## STATED PROBLEM
Answer with a single number, the count of lines holding the word "Mean".

— Begin DATA FOR THIS EXERCISE —

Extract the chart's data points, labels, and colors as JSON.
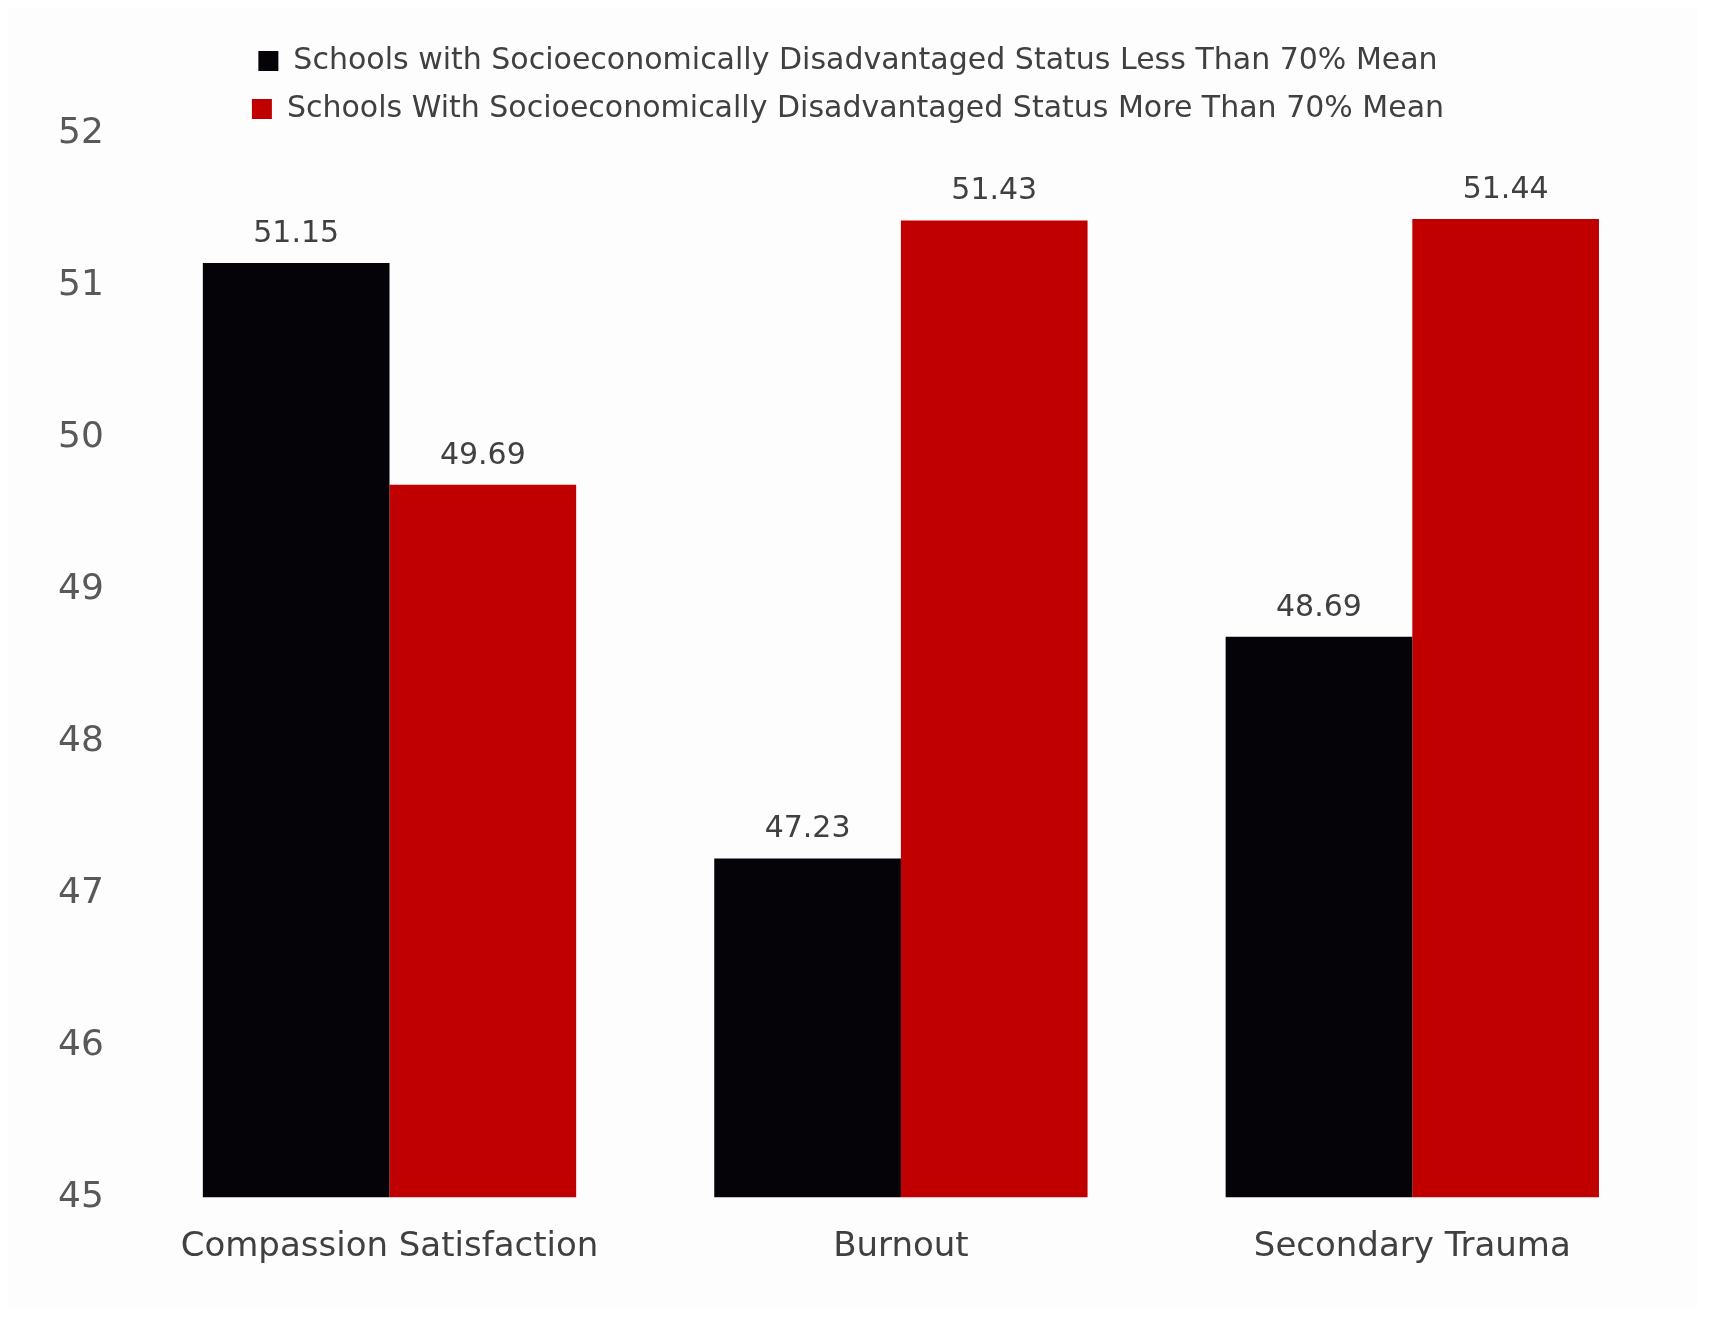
{
  "chart_data": {
    "type": "bar",
    "categories": [
      "Compassion Satisfaction",
      "Burnout",
      "Secondary Trauma"
    ],
    "series": [
      {
        "name": "Schools with Socioeconomically Disadvantaged Status Less Than 70% Mean",
        "color": "#050308",
        "values": [
          51.15,
          47.23,
          48.69
        ]
      },
      {
        "name": "Schools With Socioeconomically Disadvantaged Status More Than 70% Mean",
        "color": "#c00000",
        "values": [
          49.69,
          51.43,
          51.44
        ]
      }
    ],
    "ylim": [
      45,
      52
    ],
    "yticks": [
      45,
      46,
      47,
      48,
      49,
      50,
      51,
      52
    ],
    "grid": false,
    "legend": "top",
    "data_labels": true
  }
}
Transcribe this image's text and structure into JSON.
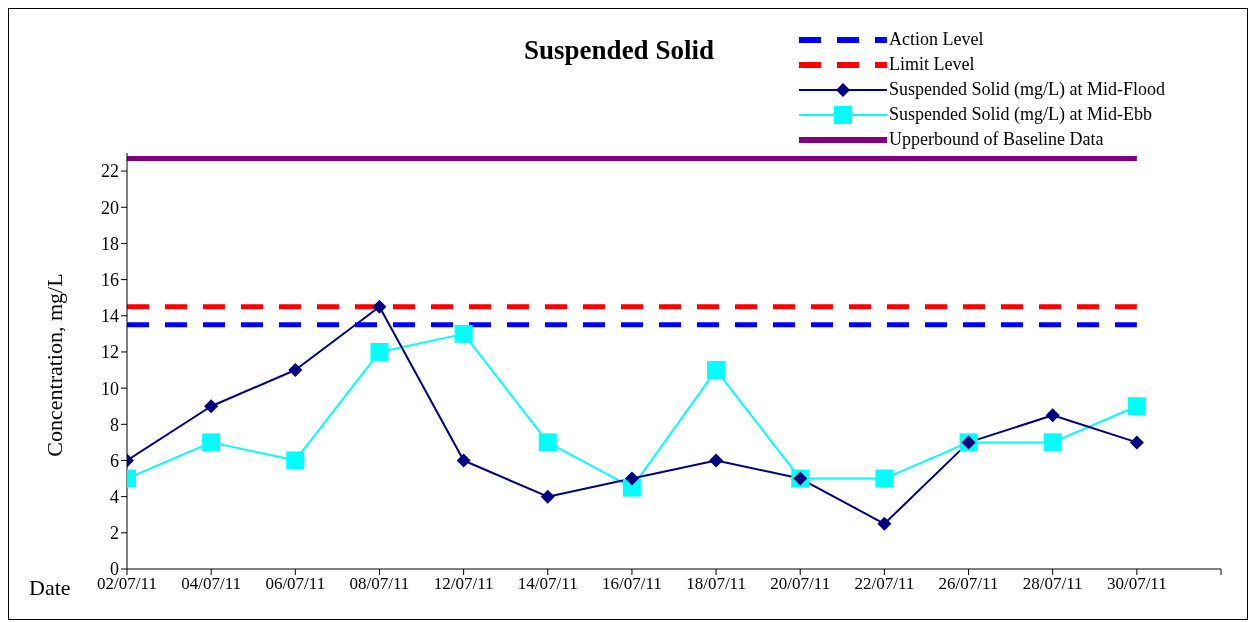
{
  "chart_data": {
    "type": "line",
    "title": "Suspended Solid",
    "xlabel": "Date",
    "ylabel": "Concentration, mg/L",
    "categories": [
      "02/07/11",
      "04/07/11",
      "06/07/11",
      "08/07/11",
      "12/07/11",
      "14/07/11",
      "16/07/11",
      "18/07/11",
      "20/07/11",
      "22/07/11",
      "26/07/11",
      "28/07/11",
      "30/07/11"
    ],
    "series": [
      {
        "name": "Action Level",
        "color": "#0000ff",
        "line_style": "dashed",
        "marker": "none",
        "values": [
          13.5,
          13.5,
          13.5,
          13.5,
          13.5,
          13.5,
          13.5,
          13.5,
          13.5,
          13.5,
          13.5,
          13.5,
          13.5
        ]
      },
      {
        "name": "Limit Level",
        "color": "#ff0000",
        "line_style": "dashed",
        "marker": "none",
        "values": [
          14.5,
          14.5,
          14.5,
          14.5,
          14.5,
          14.5,
          14.5,
          14.5,
          14.5,
          14.5,
          14.5,
          14.5,
          14.5
        ]
      },
      {
        "name": "Suspended Solid (mg/L) at Mid-Flood",
        "color": "#000080",
        "line_style": "solid",
        "marker": "diamond",
        "values": [
          6,
          9,
          11,
          14.5,
          6,
          4,
          5,
          6,
          5,
          2.5,
          7,
          8.5,
          7
        ]
      },
      {
        "name": "Suspended Solid (mg/L) at Mid-Ebb",
        "color": "#00ffff",
        "line_style": "solid",
        "marker": "square",
        "values": [
          5,
          7,
          6,
          12,
          13,
          7,
          4.5,
          11,
          5,
          5,
          7,
          7,
          9
        ]
      },
      {
        "name": "Upperbound of Baseline Data",
        "color": "#800080",
        "line_style": "solid",
        "marker": "none",
        "values": [
          22.7,
          22.7,
          22.7,
          22.7,
          22.7,
          22.7,
          22.7,
          22.7,
          22.7,
          22.7,
          22.7,
          22.7,
          22.7
        ]
      }
    ],
    "ylim": [
      0,
      23
    ],
    "yticks": [
      0,
      2,
      4,
      6,
      8,
      10,
      12,
      14,
      16,
      18,
      20,
      22
    ],
    "grid": false,
    "legend": "top right"
  }
}
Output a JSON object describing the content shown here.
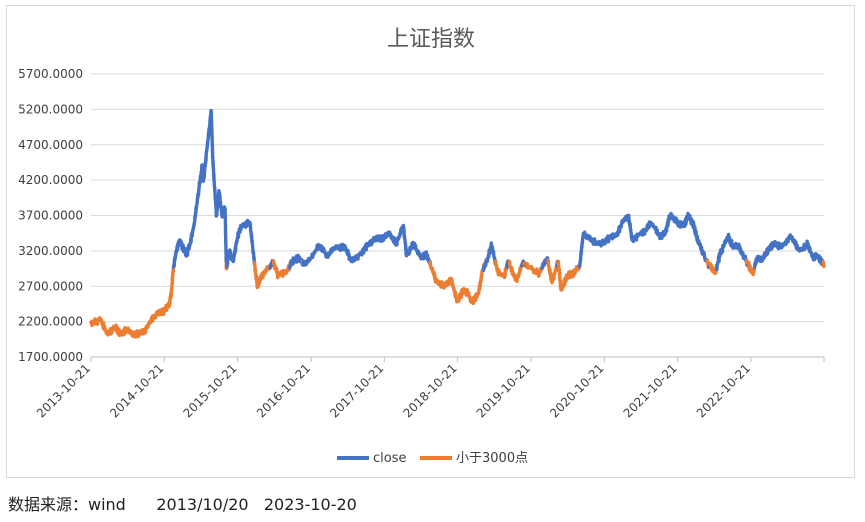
{
  "chart_data": {
    "type": "line",
    "title": "上证指数",
    "ylim": [
      1700,
      5700
    ],
    "y_ticks": [
      "1700.0000",
      "2200.0000",
      "2700.0000",
      "3200.0000",
      "3700.0000",
      "4200.0000",
      "4700.0000",
      "5200.0000",
      "5700.0000"
    ],
    "x_ticks": [
      "2013-10-21",
      "2014-10-21",
      "2015-10-21",
      "2016-10-21",
      "2017-10-21",
      "2018-10-21",
      "2019-10-21",
      "2020-10-21",
      "2021-10-21",
      "2022-10-21"
    ],
    "x_range": [
      "2013-10-21",
      "2023-10-20"
    ],
    "grid": "horizontal",
    "legend_position": "bottom",
    "threshold": 3000,
    "series": [
      {
        "name": "close",
        "color": "#4472C4"
      },
      {
        "name": "小于3000点",
        "color": "#ED7D31"
      }
    ],
    "points": [
      [
        "2013-10-21",
        2190
      ],
      [
        "2013-11-20",
        2200
      ],
      [
        "2013-12-05",
        2250
      ],
      [
        "2014-01-10",
        2030
      ],
      [
        "2014-02-20",
        2120
      ],
      [
        "2014-03-15",
        2030
      ],
      [
        "2014-04-15",
        2080
      ],
      [
        "2014-05-20",
        2020
      ],
      [
        "2014-06-20",
        2040
      ],
      [
        "2014-07-15",
        2060
      ],
      [
        "2014-08-10",
        2200
      ],
      [
        "2014-09-10",
        2300
      ],
      [
        "2014-10-21",
        2350
      ],
      [
        "2014-11-15",
        2450
      ],
      [
        "2014-11-25",
        2600
      ],
      [
        "2014-12-05",
        2950
      ],
      [
        "2014-12-20",
        3200
      ],
      [
        "2015-01-05",
        3350
      ],
      [
        "2015-01-20",
        3250
      ],
      [
        "2015-02-10",
        3150
      ],
      [
        "2015-02-27",
        3300
      ],
      [
        "2015-03-20",
        3600
      ],
      [
        "2015-04-08",
        4000
      ],
      [
        "2015-04-27",
        4400
      ],
      [
        "2015-05-05",
        4200
      ],
      [
        "2015-05-20",
        4600
      ],
      [
        "2015-06-05",
        5000
      ],
      [
        "2015-06-12",
        5170
      ],
      [
        "2015-06-19",
        4500
      ],
      [
        "2015-06-26",
        4200
      ],
      [
        "2015-07-08",
        3700
      ],
      [
        "2015-07-20",
        4050
      ],
      [
        "2015-08-05",
        3700
      ],
      [
        "2015-08-20",
        3800
      ],
      [
        "2015-08-26",
        2950
      ],
      [
        "2015-09-10",
        3200
      ],
      [
        "2015-09-30",
        3050
      ],
      [
        "2015-10-21",
        3400
      ],
      [
        "2015-11-10",
        3550
      ],
      [
        "2015-12-22",
        3600
      ],
      [
        "2016-01-10",
        3100
      ],
      [
        "2016-01-28",
        2700
      ],
      [
        "2016-02-20",
        2850
      ],
      [
        "2016-03-20",
        2950
      ],
      [
        "2016-04-15",
        3050
      ],
      [
        "2016-05-10",
        2850
      ],
      [
        "2016-06-20",
        2900
      ],
      [
        "2016-07-20",
        3050
      ],
      [
        "2016-08-20",
        3100
      ],
      [
        "2016-09-20",
        3000
      ],
      [
        "2016-10-21",
        3100
      ],
      [
        "2016-11-29",
        3280
      ],
      [
        "2017-01-10",
        3130
      ],
      [
        "2017-02-20",
        3250
      ],
      [
        "2017-04-10",
        3250
      ],
      [
        "2017-05-10",
        3050
      ],
      [
        "2017-06-20",
        3150
      ],
      [
        "2017-08-01",
        3280
      ],
      [
        "2017-09-10",
        3380
      ],
      [
        "2017-10-21",
        3380
      ],
      [
        "2017-11-14",
        3450
      ],
      [
        "2017-12-20",
        3300
      ],
      [
        "2018-01-24",
        3560
      ],
      [
        "2018-02-09",
        3130
      ],
      [
        "2018-03-15",
        3300
      ],
      [
        "2018-04-20",
        3100
      ],
      [
        "2018-05-20",
        3150
      ],
      [
        "2018-06-20",
        2900
      ],
      [
        "2018-07-10",
        2750
      ],
      [
        "2018-08-20",
        2700
      ],
      [
        "2018-09-20",
        2800
      ],
      [
        "2018-10-19",
        2480
      ],
      [
        "2018-11-20",
        2650
      ],
      [
        "2018-12-10",
        2600
      ],
      [
        "2019-01-03",
        2470
      ],
      [
        "2019-02-01",
        2600
      ],
      [
        "2019-02-25",
        2950
      ],
      [
        "2019-03-20",
        3100
      ],
      [
        "2019-04-08",
        3280
      ],
      [
        "2019-05-10",
        2900
      ],
      [
        "2019-06-10",
        2850
      ],
      [
        "2019-07-01",
        3050
      ],
      [
        "2019-08-10",
        2780
      ],
      [
        "2019-09-10",
        3030
      ],
      [
        "2019-10-21",
        2950
      ],
      [
        "2019-12-02",
        2880
      ],
      [
        "2020-01-10",
        3100
      ],
      [
        "2020-02-03",
        2750
      ],
      [
        "2020-03-05",
        3050
      ],
      [
        "2020-03-19",
        2650
      ],
      [
        "2020-04-20",
        2850
      ],
      [
        "2020-05-20",
        2880
      ],
      [
        "2020-06-20",
        2980
      ],
      [
        "2020-07-09",
        3450
      ],
      [
        "2020-08-20",
        3350
      ],
      [
        "2020-09-20",
        3300
      ],
      [
        "2020-10-21",
        3320
      ],
      [
        "2020-11-20",
        3400
      ],
      [
        "2020-12-20",
        3420
      ],
      [
        "2021-01-20",
        3600
      ],
      [
        "2021-02-18",
        3700
      ],
      [
        "2021-03-09",
        3350
      ],
      [
        "2021-04-20",
        3450
      ],
      [
        "2021-05-20",
        3500
      ],
      [
        "2021-06-10",
        3600
      ],
      [
        "2021-07-28",
        3400
      ],
      [
        "2021-08-20",
        3450
      ],
      [
        "2021-09-13",
        3700
      ],
      [
        "2021-10-21",
        3600
      ],
      [
        "2021-11-20",
        3550
      ],
      [
        "2021-12-13",
        3700
      ],
      [
        "2022-01-10",
        3550
      ],
      [
        "2022-01-28",
        3350
      ],
      [
        "2022-03-15",
        3050
      ],
      [
        "2022-04-26",
        2880
      ],
      [
        "2022-05-20",
        3150
      ],
      [
        "2022-06-30",
        3400
      ],
      [
        "2022-07-20",
        3280
      ],
      [
        "2022-08-20",
        3270
      ],
      [
        "2022-09-20",
        3100
      ],
      [
        "2022-10-31",
        2880
      ],
      [
        "2022-11-20",
        3100
      ],
      [
        "2022-12-20",
        3080
      ],
      [
        "2023-01-20",
        3250
      ],
      [
        "2023-02-20",
        3300
      ],
      [
        "2023-03-20",
        3250
      ],
      [
        "2023-05-08",
        3400
      ],
      [
        "2023-06-20",
        3200
      ],
      [
        "2023-07-31",
        3300
      ],
      [
        "2023-08-25",
        3100
      ],
      [
        "2023-09-20",
        3130
      ],
      [
        "2023-10-20",
        2980
      ]
    ]
  },
  "caption": {
    "source_label": "数据来源：wind",
    "start_date": "2013/10/20",
    "end_date": "2023-10-20"
  }
}
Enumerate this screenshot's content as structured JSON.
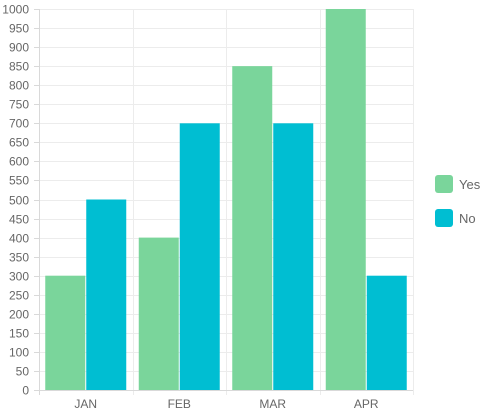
{
  "chart_data": {
    "type": "bar",
    "categories": [
      "JAN",
      "FEB",
      "MAR",
      "APR"
    ],
    "series": [
      {
        "name": "Yes",
        "values": [
          300,
          400,
          850,
          1000
        ],
        "color": "#7ad59b"
      },
      {
        "name": "No",
        "values": [
          500,
          700,
          700,
          300
        ],
        "color": "#00bed2"
      }
    ],
    "ylim": [
      0,
      1000
    ],
    "ytick_step": 50,
    "grid": true,
    "legend_position": "right",
    "title": "",
    "xlabel": "",
    "ylabel": ""
  },
  "legend_labels": [
    "Yes",
    "No"
  ]
}
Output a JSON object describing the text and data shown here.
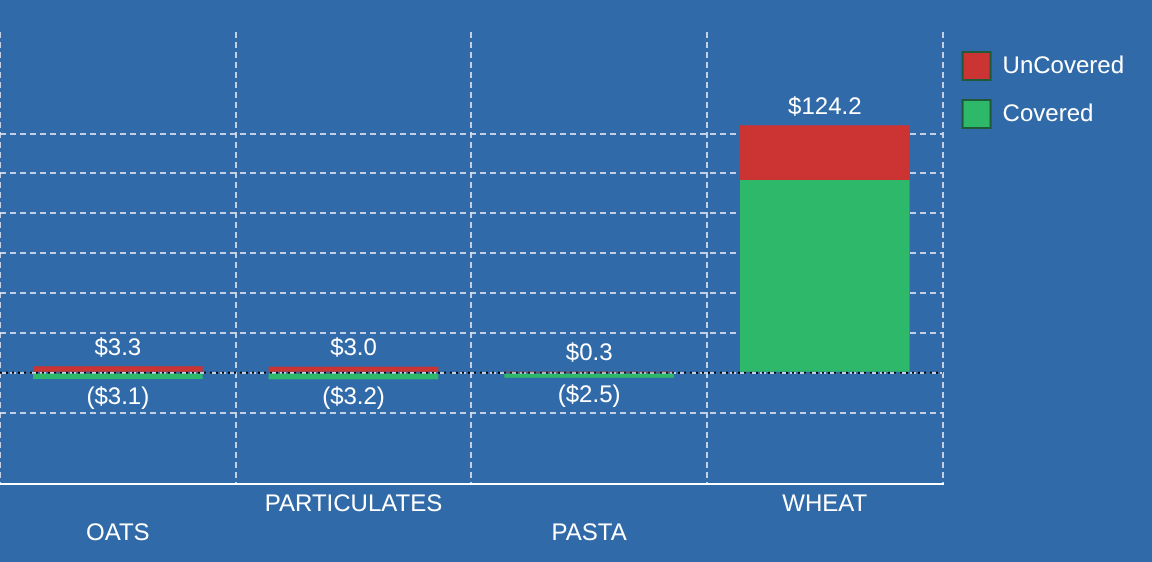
{
  "chart_data": {
    "type": "bar",
    "stacked": true,
    "categories": [
      "OATS",
      "PARTICULATES",
      "PASTA",
      "WHEAT"
    ],
    "series": [
      {
        "name": "Covered",
        "color": "#2eb86a",
        "values": [
          -3.1,
          -3.2,
          -2.5,
          96.8
        ],
        "value_labels": [
          "($3.1)",
          "($3.2)",
          "($2.5)",
          null
        ]
      },
      {
        "name": "UnCovered",
        "color": "#cc3333",
        "values": [
          3.3,
          3.0,
          0.3,
          27.4
        ],
        "value_labels": [
          "$3.3",
          "$3.0",
          "$0.3",
          null
        ]
      }
    ],
    "totals": [
      null,
      null,
      null,
      "$124.2"
    ],
    "ylim": [
      -56,
      171
    ],
    "yticks": [
      {
        "value": -20,
        "label": null
      },
      {
        "value": 0,
        "label": null
      },
      {
        "value": 20,
        "label": null
      },
      {
        "value": 40,
        "label": null
      },
      {
        "value": 60,
        "label": null
      },
      {
        "value": 80,
        "label": null
      },
      {
        "value": 100,
        "label": null
      },
      {
        "value": 120,
        "label": null
      }
    ],
    "ref_lines": [
      {
        "axis": "y",
        "value": 0,
        "color": "#000000",
        "line_style": "dotted"
      }
    ],
    "tick_labels": "x",
    "grid": true,
    "legend": "top right"
  }
}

— End DATA FOR THIS EXERCISE —

## SOLUTION TO THIS PROBLEM
2